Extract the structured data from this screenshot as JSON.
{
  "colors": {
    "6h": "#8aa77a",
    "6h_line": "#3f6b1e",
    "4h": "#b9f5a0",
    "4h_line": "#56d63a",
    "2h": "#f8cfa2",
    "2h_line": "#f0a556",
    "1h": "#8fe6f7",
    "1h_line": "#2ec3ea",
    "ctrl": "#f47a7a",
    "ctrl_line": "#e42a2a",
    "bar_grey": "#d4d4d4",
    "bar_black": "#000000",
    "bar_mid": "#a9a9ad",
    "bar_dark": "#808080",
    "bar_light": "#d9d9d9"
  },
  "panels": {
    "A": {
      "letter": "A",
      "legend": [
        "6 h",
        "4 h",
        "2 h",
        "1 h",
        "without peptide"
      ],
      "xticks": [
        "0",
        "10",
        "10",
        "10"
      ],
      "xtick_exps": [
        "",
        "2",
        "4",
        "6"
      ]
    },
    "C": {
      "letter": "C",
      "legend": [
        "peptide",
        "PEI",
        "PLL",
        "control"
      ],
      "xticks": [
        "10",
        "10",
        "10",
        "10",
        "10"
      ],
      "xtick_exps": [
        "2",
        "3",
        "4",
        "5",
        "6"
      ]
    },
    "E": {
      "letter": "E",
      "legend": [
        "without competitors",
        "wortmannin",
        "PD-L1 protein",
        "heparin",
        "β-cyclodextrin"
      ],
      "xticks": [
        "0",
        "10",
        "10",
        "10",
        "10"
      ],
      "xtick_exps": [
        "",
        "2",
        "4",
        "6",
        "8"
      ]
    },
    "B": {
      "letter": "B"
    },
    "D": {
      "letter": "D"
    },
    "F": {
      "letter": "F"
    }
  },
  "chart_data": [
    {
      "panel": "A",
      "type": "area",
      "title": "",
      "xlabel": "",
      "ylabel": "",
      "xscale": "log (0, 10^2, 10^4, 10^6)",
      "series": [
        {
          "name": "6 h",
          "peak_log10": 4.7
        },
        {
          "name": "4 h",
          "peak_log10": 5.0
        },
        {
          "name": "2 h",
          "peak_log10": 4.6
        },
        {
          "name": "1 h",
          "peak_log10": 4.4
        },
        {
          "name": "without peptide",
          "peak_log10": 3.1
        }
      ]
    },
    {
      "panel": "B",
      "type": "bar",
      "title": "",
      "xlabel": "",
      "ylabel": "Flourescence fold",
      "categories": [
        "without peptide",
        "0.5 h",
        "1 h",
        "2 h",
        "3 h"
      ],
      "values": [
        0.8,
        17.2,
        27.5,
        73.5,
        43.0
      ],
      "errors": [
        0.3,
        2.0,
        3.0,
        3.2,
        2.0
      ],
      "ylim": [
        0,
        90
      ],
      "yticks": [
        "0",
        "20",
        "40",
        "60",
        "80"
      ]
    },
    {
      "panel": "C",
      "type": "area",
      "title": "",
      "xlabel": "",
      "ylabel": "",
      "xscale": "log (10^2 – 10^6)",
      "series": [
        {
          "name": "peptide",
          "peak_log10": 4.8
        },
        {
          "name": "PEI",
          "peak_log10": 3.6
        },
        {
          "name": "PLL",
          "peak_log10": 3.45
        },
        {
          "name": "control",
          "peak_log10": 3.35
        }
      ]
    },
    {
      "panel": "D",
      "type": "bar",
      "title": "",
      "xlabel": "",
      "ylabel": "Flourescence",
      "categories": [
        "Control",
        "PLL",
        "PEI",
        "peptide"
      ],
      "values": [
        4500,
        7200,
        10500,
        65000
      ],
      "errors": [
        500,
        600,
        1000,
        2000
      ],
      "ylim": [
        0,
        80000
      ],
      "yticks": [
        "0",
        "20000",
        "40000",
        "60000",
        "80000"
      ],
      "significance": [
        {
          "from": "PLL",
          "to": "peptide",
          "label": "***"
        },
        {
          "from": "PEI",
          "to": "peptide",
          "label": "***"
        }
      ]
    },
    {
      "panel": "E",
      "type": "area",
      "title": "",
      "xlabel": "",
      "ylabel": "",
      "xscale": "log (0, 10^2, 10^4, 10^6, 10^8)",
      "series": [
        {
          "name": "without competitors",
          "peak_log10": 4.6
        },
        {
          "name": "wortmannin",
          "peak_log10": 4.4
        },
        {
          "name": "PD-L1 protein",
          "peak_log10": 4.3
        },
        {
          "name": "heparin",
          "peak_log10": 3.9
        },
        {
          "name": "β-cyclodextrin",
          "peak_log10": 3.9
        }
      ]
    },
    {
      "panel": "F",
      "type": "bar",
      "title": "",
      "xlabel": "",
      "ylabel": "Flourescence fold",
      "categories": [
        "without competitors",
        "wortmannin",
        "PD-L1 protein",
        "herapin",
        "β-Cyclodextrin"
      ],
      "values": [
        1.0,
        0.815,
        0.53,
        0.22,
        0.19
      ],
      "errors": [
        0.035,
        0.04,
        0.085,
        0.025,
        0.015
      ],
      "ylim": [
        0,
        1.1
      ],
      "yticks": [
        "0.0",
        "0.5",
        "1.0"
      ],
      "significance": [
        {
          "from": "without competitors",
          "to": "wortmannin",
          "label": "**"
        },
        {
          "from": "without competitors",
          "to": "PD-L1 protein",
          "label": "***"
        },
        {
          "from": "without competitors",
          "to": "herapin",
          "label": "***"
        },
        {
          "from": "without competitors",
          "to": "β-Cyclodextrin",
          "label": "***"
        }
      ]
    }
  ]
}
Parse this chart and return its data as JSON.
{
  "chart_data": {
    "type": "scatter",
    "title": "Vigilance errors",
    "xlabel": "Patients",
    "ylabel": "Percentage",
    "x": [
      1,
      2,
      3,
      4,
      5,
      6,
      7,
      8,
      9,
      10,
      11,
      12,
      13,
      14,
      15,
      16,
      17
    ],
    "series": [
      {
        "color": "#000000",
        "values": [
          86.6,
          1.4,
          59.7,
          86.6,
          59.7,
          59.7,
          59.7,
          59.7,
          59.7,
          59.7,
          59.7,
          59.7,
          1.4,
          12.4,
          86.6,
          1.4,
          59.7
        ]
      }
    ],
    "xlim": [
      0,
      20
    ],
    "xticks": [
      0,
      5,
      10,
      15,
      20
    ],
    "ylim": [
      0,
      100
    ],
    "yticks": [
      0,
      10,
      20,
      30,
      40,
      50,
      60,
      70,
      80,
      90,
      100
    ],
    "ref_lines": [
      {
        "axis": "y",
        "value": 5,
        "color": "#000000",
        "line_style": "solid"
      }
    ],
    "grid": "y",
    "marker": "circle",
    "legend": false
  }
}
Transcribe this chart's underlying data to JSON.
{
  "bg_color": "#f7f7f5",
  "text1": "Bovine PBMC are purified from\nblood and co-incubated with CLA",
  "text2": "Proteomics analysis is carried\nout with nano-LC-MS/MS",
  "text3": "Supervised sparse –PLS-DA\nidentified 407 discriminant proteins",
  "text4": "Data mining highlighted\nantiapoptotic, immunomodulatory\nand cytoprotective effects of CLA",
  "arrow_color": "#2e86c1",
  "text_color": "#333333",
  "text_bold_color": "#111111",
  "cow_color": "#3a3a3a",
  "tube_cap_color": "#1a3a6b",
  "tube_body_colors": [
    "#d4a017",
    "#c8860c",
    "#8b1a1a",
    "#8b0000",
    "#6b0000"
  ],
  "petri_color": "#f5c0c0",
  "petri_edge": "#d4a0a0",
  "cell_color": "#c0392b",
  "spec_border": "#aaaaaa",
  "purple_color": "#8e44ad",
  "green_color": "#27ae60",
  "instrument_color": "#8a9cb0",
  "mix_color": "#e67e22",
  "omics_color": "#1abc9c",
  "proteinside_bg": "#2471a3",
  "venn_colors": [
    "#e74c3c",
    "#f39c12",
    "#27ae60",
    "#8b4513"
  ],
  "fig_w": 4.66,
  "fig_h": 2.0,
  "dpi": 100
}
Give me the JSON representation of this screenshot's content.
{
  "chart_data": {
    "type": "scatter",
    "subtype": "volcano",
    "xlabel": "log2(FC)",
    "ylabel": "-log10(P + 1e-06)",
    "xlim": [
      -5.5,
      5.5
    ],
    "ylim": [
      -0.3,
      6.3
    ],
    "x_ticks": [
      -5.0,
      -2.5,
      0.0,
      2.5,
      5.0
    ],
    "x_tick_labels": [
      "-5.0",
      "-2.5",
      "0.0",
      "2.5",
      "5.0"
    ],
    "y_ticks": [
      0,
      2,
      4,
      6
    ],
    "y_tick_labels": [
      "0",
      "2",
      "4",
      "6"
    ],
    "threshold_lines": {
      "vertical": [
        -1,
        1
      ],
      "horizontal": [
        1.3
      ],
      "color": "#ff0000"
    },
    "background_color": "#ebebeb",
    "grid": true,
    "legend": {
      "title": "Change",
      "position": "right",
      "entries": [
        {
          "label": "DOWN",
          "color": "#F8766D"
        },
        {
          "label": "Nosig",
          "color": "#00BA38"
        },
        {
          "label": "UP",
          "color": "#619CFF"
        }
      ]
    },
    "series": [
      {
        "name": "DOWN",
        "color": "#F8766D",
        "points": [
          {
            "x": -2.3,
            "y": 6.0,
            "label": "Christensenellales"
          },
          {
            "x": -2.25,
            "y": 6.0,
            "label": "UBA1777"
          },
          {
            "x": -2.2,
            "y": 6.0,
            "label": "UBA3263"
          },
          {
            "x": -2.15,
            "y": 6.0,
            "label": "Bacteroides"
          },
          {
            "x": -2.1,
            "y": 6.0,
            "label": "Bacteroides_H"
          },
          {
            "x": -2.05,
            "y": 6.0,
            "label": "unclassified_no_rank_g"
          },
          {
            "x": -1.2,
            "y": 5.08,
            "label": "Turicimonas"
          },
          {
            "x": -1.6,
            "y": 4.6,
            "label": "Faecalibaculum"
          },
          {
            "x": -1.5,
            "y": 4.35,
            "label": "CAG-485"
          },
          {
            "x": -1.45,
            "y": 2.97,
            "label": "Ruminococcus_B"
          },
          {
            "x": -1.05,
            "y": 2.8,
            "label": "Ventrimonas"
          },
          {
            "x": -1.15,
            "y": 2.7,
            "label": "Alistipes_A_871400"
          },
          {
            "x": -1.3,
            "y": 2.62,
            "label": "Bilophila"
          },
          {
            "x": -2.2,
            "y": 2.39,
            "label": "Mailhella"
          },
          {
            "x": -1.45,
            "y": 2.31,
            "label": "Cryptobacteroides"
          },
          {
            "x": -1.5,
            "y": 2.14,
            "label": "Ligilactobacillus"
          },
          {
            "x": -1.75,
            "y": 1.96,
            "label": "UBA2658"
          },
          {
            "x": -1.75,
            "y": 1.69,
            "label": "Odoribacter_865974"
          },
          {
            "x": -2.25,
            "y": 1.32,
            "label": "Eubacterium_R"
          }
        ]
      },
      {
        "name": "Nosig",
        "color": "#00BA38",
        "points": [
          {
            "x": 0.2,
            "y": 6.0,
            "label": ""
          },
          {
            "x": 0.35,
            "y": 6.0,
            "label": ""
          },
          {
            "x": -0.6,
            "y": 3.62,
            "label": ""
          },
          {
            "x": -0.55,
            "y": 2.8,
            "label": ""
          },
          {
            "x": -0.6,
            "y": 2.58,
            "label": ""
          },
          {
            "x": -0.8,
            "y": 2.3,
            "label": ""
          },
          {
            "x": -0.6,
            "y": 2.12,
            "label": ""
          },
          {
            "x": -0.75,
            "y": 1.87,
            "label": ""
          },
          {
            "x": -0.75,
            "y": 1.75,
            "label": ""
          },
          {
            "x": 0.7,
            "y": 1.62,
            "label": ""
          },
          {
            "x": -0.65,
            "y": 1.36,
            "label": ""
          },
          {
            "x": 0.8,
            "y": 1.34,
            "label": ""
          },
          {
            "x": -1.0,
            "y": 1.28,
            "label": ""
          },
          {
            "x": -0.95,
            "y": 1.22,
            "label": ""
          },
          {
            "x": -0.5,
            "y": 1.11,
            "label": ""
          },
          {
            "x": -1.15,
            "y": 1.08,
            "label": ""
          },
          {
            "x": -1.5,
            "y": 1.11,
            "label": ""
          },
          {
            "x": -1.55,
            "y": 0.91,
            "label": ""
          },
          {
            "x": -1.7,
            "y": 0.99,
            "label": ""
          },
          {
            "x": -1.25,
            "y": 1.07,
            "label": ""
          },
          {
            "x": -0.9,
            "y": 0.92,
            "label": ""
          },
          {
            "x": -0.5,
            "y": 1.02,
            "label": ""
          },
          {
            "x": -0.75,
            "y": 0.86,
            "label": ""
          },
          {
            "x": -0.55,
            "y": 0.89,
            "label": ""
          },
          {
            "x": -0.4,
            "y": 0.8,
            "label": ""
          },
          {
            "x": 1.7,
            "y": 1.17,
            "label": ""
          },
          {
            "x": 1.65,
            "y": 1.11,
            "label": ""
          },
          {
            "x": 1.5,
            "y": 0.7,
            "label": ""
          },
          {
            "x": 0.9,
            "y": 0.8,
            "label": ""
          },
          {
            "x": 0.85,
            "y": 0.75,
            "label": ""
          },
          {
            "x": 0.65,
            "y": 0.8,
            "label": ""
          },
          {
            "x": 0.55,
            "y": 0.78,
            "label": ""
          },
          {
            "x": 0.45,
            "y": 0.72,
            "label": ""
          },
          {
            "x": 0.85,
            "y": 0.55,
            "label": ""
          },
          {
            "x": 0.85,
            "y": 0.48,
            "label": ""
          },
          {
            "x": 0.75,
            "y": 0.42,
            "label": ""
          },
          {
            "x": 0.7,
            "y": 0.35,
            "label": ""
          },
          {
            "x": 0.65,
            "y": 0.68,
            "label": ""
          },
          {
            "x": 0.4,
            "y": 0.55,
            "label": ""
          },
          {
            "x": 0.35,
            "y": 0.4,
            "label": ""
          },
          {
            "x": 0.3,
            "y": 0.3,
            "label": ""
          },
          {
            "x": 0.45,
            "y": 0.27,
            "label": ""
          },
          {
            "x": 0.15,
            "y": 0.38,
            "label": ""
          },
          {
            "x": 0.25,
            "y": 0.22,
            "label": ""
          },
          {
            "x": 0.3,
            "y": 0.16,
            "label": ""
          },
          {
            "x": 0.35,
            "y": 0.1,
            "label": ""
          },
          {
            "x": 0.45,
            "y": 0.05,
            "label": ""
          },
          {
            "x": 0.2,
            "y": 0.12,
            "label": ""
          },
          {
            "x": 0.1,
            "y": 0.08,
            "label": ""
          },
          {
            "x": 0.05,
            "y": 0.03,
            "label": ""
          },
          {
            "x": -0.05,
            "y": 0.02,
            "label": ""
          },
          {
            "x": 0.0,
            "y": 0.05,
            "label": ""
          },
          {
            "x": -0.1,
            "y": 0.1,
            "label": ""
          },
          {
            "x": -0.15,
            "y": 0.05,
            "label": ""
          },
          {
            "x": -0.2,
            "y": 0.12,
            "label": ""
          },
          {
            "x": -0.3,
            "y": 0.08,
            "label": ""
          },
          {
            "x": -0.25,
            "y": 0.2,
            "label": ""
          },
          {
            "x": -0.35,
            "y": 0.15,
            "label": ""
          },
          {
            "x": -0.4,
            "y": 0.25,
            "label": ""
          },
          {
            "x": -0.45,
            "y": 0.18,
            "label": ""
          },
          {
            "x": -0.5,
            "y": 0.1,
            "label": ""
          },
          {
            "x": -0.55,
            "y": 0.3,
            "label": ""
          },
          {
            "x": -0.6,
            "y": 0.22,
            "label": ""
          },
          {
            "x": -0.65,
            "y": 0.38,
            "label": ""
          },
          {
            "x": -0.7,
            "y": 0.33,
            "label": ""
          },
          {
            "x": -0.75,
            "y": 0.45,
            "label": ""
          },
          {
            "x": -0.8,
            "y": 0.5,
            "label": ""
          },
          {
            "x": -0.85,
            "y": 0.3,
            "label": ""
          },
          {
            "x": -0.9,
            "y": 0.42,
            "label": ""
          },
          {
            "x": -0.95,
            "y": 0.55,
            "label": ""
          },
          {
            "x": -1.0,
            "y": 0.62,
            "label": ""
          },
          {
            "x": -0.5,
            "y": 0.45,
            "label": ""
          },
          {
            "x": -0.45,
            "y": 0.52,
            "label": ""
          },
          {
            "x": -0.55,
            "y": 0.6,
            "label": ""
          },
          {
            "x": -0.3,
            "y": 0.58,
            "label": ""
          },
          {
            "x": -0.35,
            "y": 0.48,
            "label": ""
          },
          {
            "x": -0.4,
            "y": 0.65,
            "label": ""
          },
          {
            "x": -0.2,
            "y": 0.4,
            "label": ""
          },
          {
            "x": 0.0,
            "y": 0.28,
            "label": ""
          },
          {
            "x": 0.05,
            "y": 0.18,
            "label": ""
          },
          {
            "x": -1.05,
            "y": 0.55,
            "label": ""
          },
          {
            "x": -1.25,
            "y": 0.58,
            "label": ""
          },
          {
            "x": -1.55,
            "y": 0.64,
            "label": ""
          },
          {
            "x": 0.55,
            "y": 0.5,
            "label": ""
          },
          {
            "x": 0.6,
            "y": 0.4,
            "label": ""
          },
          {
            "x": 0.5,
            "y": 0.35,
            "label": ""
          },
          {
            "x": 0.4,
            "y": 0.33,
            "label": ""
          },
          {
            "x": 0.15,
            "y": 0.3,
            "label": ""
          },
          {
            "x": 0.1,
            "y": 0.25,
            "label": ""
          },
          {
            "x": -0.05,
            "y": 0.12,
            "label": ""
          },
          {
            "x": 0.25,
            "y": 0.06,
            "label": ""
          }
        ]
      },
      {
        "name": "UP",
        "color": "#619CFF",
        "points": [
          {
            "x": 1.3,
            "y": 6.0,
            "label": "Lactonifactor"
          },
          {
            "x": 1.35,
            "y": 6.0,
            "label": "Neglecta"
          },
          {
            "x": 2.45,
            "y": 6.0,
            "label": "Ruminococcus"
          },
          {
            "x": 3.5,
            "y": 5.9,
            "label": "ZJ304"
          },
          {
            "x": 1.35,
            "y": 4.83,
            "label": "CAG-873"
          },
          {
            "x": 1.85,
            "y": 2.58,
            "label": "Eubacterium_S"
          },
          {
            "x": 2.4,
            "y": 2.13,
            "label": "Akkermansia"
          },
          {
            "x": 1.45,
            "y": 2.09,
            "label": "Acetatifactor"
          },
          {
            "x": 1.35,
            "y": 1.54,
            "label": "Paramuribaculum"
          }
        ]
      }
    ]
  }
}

### Problem details
Go through the entries above and count the lines holding the word "this"; write nothing but the number.

### Answer section
4